Beaucoup de femmes souffrent longtemps en silence parce qu’elles ne croient pas qu’il est possible d’être consolée de l’avortement. Elles se croient maudites. Il faut préciser que ces expressions souffrantes émanent de personnes qui ont des convictions spirituelles de toutes sortes, chrétiennes ou pas, croyantes ou pas. Il ne s’agit pas – comme le prétendent certaines personnes – des avatars d’une culture judéo-chrétienne qui culpabiliserait les femmes. Il faut certes préciser que toutes les femmes n’expriment pas les souffrances que je rapporte, et que toutes ne les éprouvent pas non plus. Mais beaucoup commencent à les dire. Cela n’a rien de marginal.
Je suis souvent émerveillé par l’humilité de ces cœurs brisés, par la sincérité de leur démarche, et la beauté de leur âme habitée d’une attente mystérieuse. Mais quelle est donc la soif profonde de cette personne qui, superficiellement, « ne veut pas être consolée », qui n’arrive pas – dira-t-elle souvent – à se pardonner à elle-même, ni même « à revivre » après avoir subi un acte de mort ? C’est une soif de consolation, de pardon et de vie. C’est une soif de Miséricorde.
II – La soif de Miséricorde que font naître ces blessures
Montrer de la bienveillance
S’il fallait résumer d’un seul mot l’attitude qui nous parait la plus ajustée à ces situations douloureuse, je choisirais prioritairement celui de « bienveillance ». Maurice Zundel évoque quant à lui, dans son livre Notre Dame de la Sagesse qui date de 1950, celui un peu suranné de « bonté » : « L’engrenage de la misère dans lequel l’homme est broyé (…) cette faillite de la vie » est « exorcisée », explique-t-il quand « un éclair de bonté révèle, dans un visage humain, le sens moral de l’univers ».
La morale et la bonté. Voilà deux mots que l’antichristianisme veut croire incompatibles alors qu’ils sont reliés dans la Miséricorde. Permettez-moi de lire plus longuement le passage de Zundel qui précède cette citation, en soulignant certaines expressions. Car ce texte est, à mes yeux, un magnifique outil de formation à l’écoute pour un chrétien qui veut trouver une « juste distance » à l’autre dans une rencontre telle que nous en expérimentons.

◇ ◇ ◇ ◇ ◇ ◇ ◇

Énoncé rédigé 1
Dans le passage retenu, quel mot est choisi en priorité pour résumer l'attitude la plus ajustée à ces situations douloureuses ?
Énoncé rédigé 2
Reprenez le passage retenu sur la soif de Miséricorde à la suite de sa dernière phrase, et poursuivez-le.

◇ ◇ ◇ ◇ ◇ ◇ ◇

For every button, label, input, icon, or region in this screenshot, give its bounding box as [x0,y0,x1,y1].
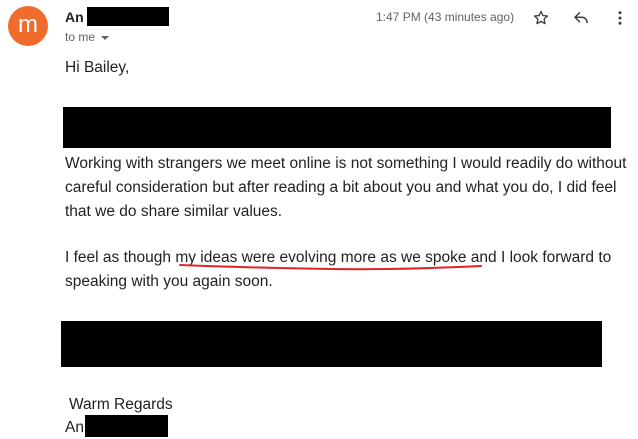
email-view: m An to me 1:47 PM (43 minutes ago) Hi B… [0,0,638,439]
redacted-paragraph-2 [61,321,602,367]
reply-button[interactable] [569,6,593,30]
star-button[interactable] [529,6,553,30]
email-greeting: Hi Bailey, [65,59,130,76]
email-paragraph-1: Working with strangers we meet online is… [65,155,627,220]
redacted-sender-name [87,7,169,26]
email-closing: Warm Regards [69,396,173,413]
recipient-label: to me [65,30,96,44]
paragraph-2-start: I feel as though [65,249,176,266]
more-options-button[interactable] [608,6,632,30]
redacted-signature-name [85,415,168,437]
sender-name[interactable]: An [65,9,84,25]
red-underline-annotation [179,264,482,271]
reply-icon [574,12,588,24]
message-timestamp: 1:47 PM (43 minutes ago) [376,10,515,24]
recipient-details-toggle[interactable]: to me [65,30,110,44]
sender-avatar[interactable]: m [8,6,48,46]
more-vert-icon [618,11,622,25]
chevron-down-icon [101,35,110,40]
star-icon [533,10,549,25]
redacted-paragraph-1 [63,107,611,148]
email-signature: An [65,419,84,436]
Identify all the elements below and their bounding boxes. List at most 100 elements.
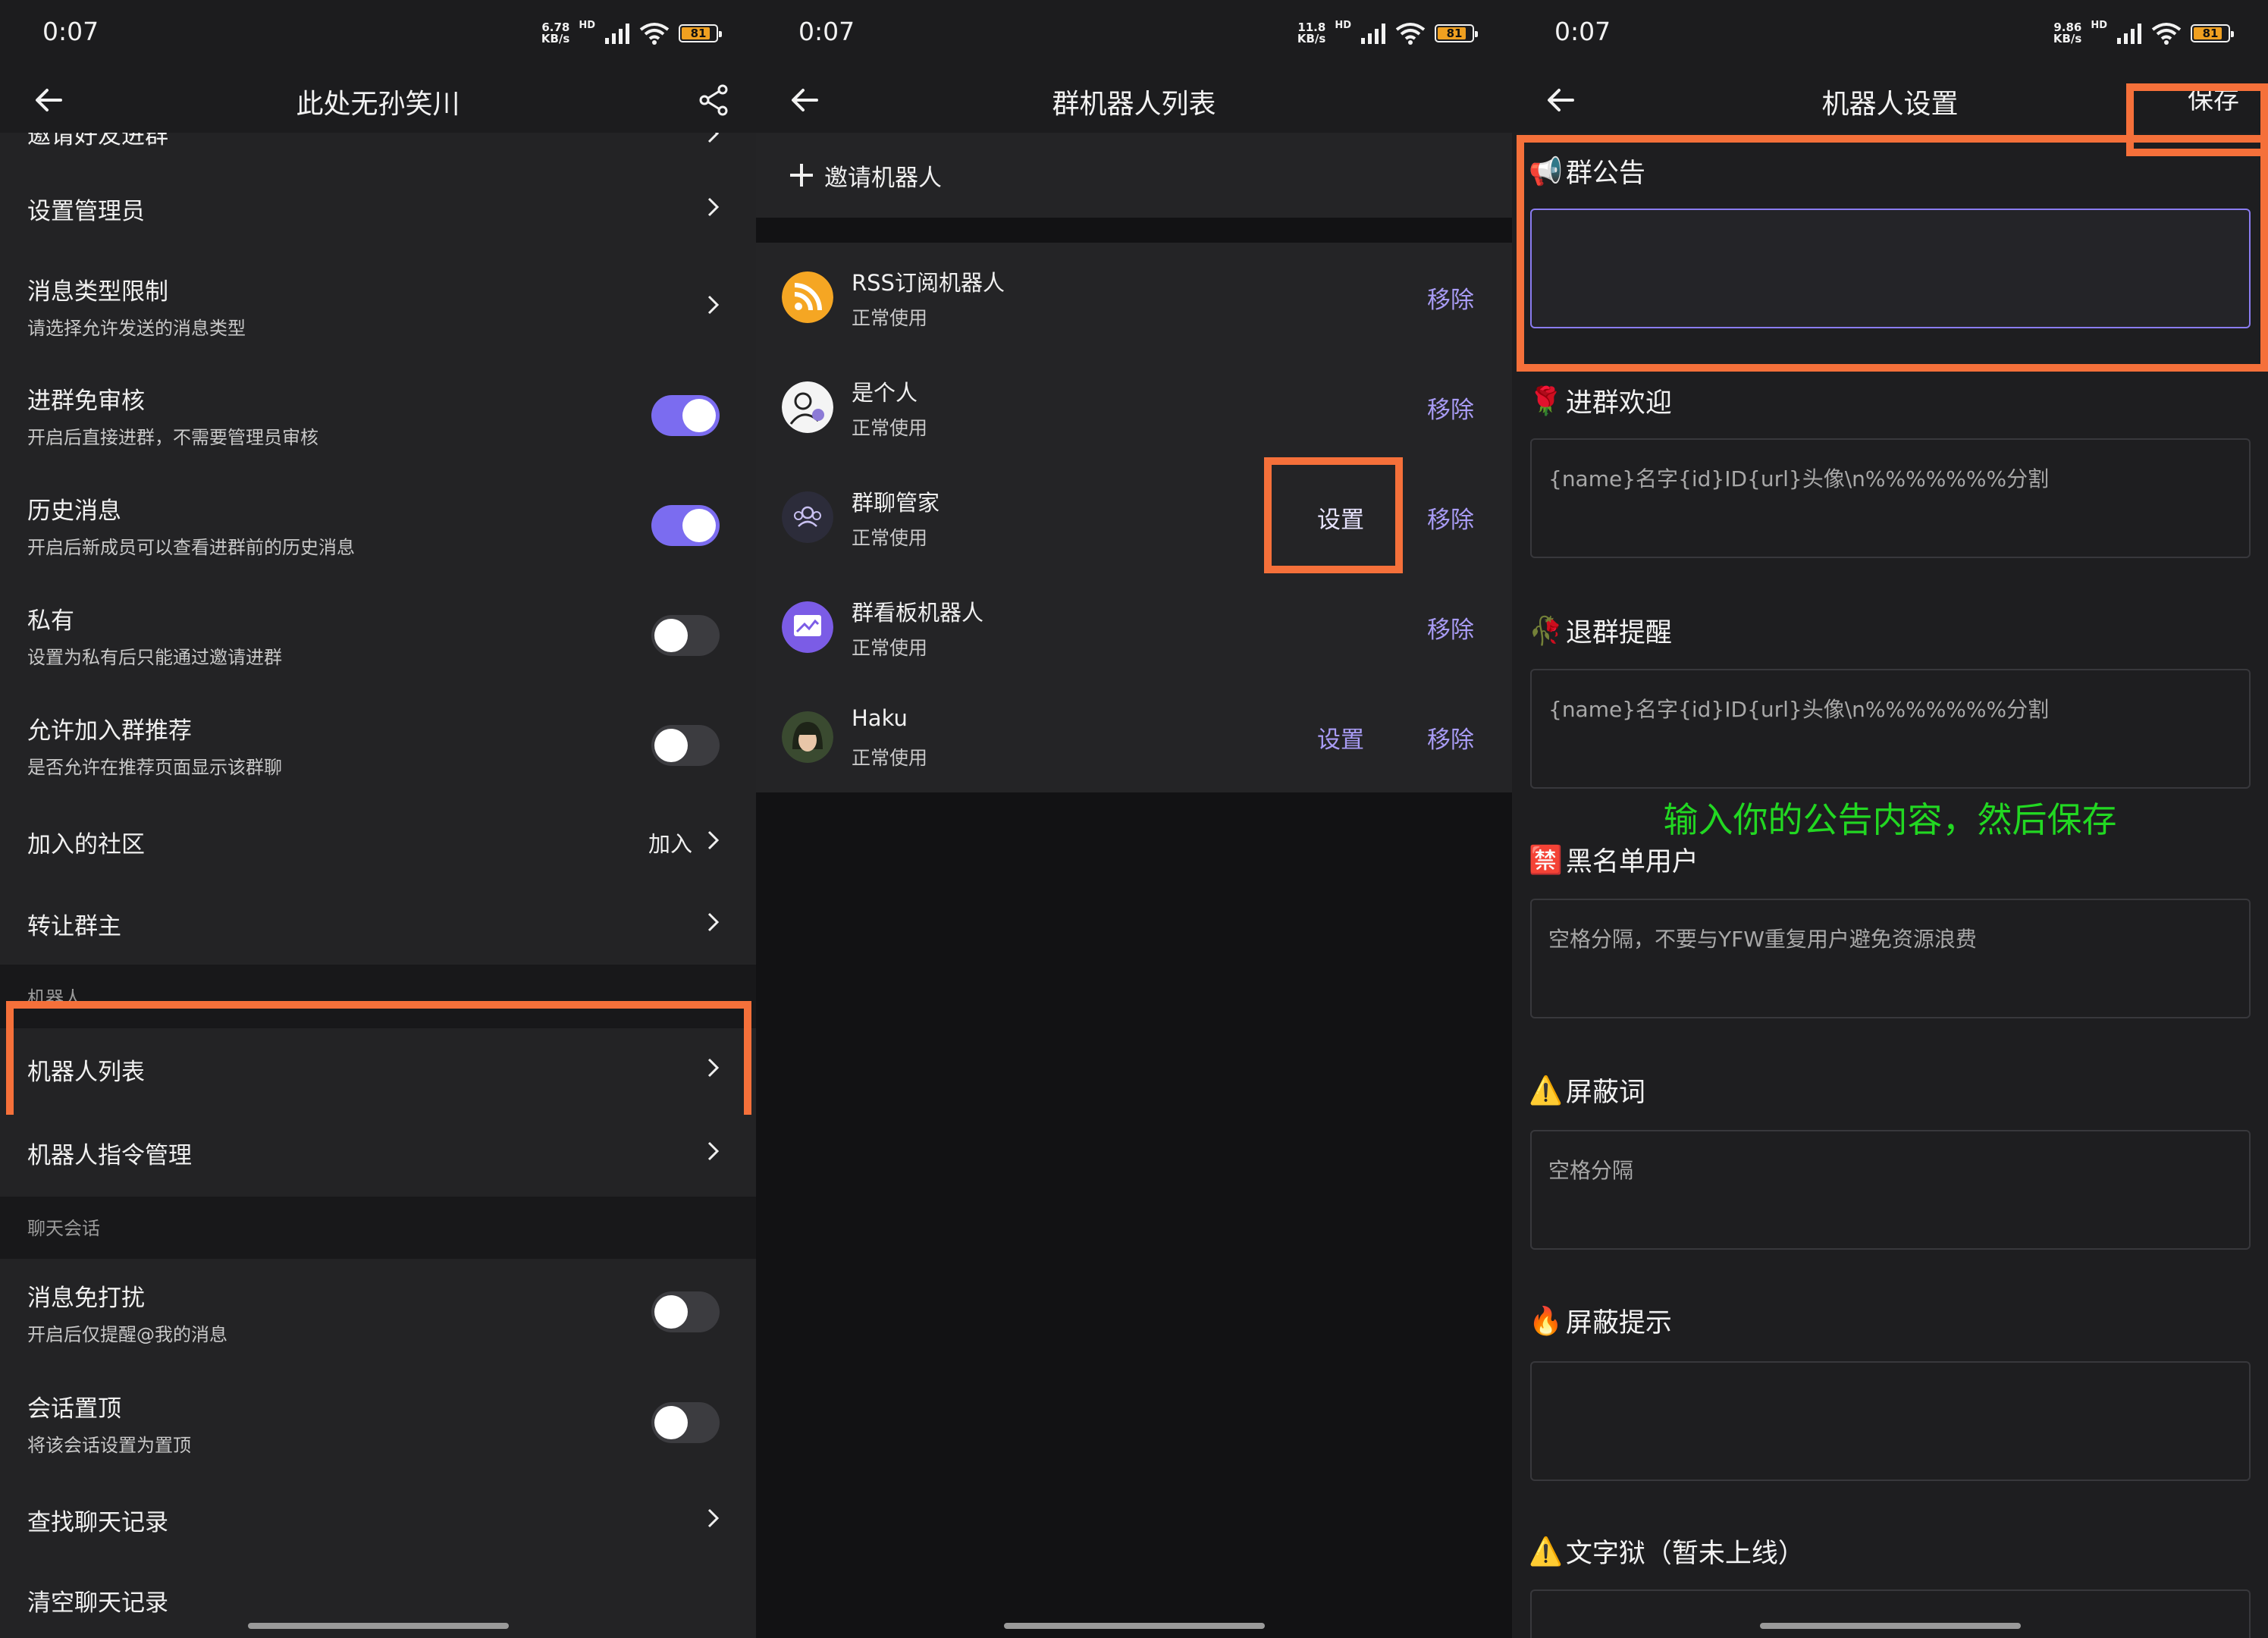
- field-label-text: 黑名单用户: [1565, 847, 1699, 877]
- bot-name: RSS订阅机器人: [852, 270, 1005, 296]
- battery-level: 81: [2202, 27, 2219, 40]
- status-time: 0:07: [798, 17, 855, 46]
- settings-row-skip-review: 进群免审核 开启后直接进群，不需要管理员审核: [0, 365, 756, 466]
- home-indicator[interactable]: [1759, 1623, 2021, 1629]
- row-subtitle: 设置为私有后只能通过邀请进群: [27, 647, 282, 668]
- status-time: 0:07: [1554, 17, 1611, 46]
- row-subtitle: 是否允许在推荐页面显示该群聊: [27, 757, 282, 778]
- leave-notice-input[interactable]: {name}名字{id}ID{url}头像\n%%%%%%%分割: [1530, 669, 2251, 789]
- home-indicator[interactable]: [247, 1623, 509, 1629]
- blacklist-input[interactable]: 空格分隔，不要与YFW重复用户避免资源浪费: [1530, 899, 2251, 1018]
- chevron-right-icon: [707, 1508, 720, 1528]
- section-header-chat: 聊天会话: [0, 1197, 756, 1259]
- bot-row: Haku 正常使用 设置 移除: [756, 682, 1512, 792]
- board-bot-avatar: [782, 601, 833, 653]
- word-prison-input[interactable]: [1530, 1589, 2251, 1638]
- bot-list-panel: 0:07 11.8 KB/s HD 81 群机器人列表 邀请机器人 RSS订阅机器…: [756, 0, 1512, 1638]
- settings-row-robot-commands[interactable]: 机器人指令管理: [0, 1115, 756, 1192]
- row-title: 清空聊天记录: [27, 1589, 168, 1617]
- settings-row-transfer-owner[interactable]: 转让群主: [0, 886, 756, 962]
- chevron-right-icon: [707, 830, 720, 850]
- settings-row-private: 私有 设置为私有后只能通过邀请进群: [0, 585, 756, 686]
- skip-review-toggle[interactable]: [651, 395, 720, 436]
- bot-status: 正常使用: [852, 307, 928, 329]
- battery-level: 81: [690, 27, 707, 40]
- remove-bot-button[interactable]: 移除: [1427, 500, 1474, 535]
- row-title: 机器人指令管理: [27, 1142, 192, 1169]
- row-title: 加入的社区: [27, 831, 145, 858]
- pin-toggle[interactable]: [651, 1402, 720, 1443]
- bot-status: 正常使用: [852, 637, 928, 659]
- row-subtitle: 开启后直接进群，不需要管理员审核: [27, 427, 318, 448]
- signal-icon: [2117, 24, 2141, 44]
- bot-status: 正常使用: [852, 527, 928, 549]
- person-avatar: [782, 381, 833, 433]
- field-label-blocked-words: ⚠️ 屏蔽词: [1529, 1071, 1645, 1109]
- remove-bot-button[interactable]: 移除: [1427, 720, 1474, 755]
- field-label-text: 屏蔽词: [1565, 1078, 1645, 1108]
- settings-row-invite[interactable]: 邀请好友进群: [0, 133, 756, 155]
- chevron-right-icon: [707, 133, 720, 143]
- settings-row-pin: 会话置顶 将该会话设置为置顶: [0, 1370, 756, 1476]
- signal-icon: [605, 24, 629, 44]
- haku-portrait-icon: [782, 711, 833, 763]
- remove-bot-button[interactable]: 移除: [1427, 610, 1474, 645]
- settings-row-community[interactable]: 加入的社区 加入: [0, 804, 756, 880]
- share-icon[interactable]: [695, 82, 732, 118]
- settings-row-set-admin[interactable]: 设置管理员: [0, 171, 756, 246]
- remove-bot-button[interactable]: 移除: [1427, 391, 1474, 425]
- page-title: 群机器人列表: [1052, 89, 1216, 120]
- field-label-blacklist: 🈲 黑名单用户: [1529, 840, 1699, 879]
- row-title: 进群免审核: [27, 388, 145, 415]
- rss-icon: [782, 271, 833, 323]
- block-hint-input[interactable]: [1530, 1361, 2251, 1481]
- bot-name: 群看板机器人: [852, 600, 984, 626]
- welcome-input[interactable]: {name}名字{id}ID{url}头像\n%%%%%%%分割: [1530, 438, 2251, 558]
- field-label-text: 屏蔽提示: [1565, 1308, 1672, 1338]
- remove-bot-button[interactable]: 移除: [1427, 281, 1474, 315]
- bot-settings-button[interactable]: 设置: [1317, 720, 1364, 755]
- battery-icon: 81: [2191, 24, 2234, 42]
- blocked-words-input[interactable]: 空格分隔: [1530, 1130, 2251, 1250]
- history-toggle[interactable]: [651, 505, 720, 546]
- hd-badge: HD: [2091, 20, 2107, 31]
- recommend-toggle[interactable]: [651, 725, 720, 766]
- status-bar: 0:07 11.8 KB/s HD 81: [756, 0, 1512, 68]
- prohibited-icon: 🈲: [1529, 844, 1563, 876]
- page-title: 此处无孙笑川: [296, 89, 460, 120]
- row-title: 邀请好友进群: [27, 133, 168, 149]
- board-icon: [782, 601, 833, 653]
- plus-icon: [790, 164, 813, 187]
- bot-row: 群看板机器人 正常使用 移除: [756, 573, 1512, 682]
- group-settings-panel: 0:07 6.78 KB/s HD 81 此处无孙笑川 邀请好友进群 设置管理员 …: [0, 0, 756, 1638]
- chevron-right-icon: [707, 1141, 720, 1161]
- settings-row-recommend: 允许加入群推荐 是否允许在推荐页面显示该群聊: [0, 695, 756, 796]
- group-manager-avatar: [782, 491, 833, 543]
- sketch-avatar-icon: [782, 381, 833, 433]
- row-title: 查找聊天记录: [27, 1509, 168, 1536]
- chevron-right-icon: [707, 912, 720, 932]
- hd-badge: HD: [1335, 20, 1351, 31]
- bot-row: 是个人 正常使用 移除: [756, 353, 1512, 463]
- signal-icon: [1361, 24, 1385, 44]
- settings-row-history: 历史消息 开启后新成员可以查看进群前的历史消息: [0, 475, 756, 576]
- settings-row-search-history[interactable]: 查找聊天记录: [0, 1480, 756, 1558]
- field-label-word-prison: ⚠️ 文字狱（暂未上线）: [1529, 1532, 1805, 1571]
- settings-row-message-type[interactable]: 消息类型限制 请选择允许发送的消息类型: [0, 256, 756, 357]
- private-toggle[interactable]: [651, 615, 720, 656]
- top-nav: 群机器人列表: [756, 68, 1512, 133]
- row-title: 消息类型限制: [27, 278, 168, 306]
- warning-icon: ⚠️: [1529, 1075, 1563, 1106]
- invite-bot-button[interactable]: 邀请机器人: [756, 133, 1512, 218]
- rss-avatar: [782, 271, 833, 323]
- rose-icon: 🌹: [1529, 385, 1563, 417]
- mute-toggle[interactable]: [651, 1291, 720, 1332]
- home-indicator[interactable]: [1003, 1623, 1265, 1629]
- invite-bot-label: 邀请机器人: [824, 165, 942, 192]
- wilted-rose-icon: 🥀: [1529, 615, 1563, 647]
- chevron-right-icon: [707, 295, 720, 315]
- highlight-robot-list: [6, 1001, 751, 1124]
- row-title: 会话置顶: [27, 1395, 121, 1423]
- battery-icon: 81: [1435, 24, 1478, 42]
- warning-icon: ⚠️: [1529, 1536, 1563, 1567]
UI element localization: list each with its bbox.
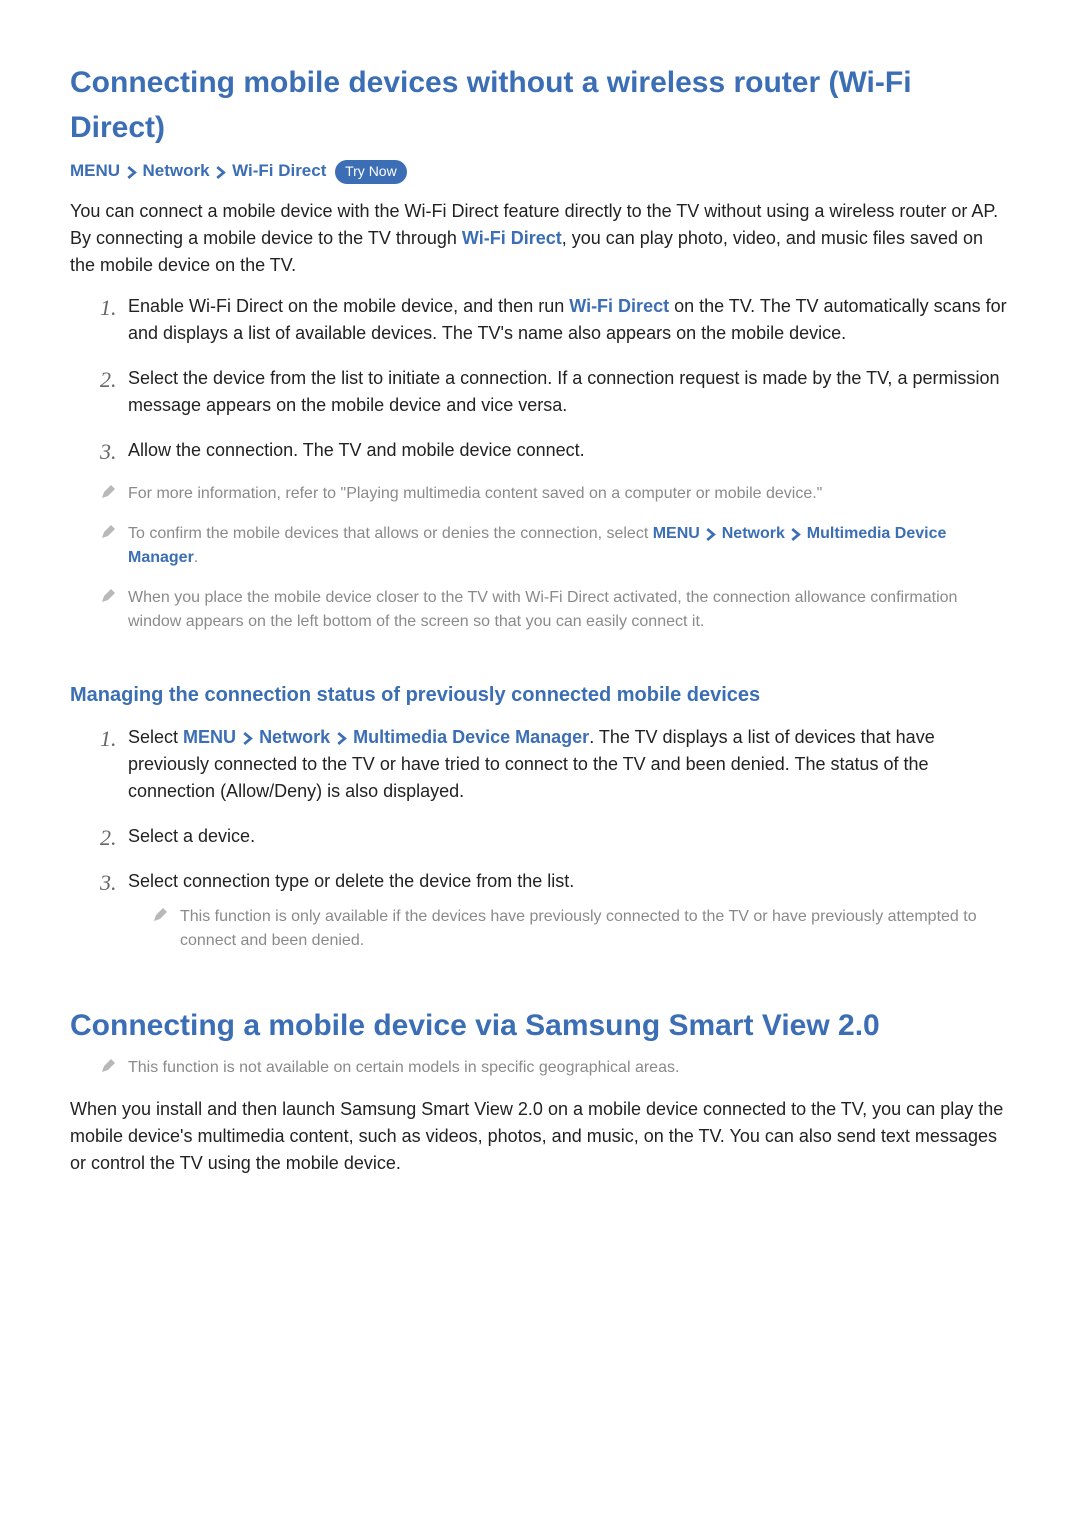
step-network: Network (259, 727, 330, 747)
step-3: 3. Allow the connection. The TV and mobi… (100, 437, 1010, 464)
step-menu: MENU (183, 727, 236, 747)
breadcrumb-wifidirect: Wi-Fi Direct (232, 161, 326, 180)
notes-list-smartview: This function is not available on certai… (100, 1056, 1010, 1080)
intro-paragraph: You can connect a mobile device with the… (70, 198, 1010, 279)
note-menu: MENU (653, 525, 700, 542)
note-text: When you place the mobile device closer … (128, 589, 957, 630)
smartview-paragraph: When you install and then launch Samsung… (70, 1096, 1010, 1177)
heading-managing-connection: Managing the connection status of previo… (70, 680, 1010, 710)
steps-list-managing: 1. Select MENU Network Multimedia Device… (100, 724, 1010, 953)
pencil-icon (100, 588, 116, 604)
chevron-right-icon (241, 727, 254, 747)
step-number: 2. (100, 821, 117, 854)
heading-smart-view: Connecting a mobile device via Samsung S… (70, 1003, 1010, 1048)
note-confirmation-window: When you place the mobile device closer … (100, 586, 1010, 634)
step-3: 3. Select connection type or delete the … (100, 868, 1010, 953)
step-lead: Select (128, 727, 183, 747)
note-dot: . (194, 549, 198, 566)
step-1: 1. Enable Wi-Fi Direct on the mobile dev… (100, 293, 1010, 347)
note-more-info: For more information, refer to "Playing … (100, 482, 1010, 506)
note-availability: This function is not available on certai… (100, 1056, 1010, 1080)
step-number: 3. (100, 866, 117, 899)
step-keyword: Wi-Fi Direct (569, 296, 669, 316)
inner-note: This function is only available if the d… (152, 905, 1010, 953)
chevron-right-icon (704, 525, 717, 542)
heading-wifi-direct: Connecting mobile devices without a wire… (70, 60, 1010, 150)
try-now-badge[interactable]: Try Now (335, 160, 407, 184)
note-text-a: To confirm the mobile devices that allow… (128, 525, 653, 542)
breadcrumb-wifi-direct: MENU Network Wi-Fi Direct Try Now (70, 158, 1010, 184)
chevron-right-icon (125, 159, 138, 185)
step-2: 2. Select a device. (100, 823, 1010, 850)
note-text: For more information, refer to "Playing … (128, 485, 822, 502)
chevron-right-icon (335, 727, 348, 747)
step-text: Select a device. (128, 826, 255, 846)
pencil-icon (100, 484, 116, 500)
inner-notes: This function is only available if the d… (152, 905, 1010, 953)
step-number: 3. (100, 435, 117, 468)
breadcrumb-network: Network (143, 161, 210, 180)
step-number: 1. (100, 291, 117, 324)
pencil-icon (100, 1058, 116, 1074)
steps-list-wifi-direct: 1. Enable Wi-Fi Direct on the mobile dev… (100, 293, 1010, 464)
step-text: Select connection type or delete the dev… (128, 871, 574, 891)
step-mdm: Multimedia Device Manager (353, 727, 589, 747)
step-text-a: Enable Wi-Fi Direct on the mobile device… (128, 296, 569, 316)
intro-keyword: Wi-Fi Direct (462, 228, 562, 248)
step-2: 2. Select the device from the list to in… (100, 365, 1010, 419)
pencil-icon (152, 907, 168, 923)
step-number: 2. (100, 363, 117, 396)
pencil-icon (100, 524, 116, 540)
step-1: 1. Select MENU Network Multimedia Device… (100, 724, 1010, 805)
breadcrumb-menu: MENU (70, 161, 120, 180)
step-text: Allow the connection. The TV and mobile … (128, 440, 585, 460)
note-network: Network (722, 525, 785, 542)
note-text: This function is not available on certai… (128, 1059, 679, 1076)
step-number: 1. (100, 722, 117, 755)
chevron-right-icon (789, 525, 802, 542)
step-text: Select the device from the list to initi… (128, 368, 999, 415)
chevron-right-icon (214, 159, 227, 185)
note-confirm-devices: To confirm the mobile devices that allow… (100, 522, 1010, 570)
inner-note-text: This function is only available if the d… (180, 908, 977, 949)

◇ ◇ ◇ ◇ ◇ ◇ ◇

Résultat final 1
Le mot « bienveillance ».

Résultat final 2
« C’est dans le respect infini que vous témoignerez à son mystère que l’homme reconnaîtra, à la fois, la grandeur de son âme et Celui qui la peut seul combler : Dieu qu’il pressent déjà, sans pouvoir le nommer, dans la liberté absolue que lui laisse votre regard. En l’acte de foi que vous faites à tout ce qu’il peut devenir au delà de tout ce qu’il peut être actuellement ; en l’hommage que vous rendez à tout ce que la grâce divine peut accomplir en lui ; en votre volonté d’accepter son être et de souscrire au caractère unique de l’équilibre qu’il est appelé à réaliser ; en votre refus de le juger et d’intervenir en sa conscience à moins que lui-même ne vous y fasse entrer ; en cette réserve enfin, en cette adhésion silencieuse à tout l’inexprimable, en cet agenouillement de votre âme devant la sienne, l’homme sent s’ouvrir devant lui les espaces infinis où il respire l’air de sa vraie patrie. Il peut être lui-même, il laisse tomber son masque, il vous montre le visage de sa nativité. »
Nous sommes donc invités à l’émerveillement devant la beauté de la personne qui se confie dans toute sa pauvreté. Voici que s’agenouille notre âme, tout naturellement. « Moi non plus je ne te condamne pas, va et ne pèche plus » dit Jésus.
Pour témoigner de la Miséricorde, nous ne pouvons nous situer que sur la fragile ligne de crête où s’embrassent amour et vérité. C’est ainsi qu’on ne trahit ni la morale, ni la bonté.
La femme adultère, la samaritaine ou encore Marie-Madeleine ont été chacune rejointes sur cette ligne, par un regard pudique, tendre et bienveillant du Seigneur.
Il nous montre que la Miséricorde ne signifie en rien une caution du péché, bien au contraire. « Tu dis vrai car tu en as eu cinq et l’homme que tu as maintenant n’est pas ton mari » (Jn 4, 17-18). C’est une énigme pour nous de constater que pareille phrase est source de conversion, non seulement pour cette femme, dont Jésus pointe la gravité de la vie sexuelle, mais encore pour des milliers d’autres samaritains qu’elle ameutera. Comment une parole aussi incisive – presque insultante dans le contexte d’alors – peut-elle ouvrir à la joie ? Ayant appris que le ton de la voix et la qualité du regard constituent 80 % de l’impact d’une communication, j’ose conclure que la Miséricorde, fleuve d’eau vive, s’entendait, se voyait, jaillissait dans cette rencontre, au-delà des mots. La Miséricorde est un passeur de vérité.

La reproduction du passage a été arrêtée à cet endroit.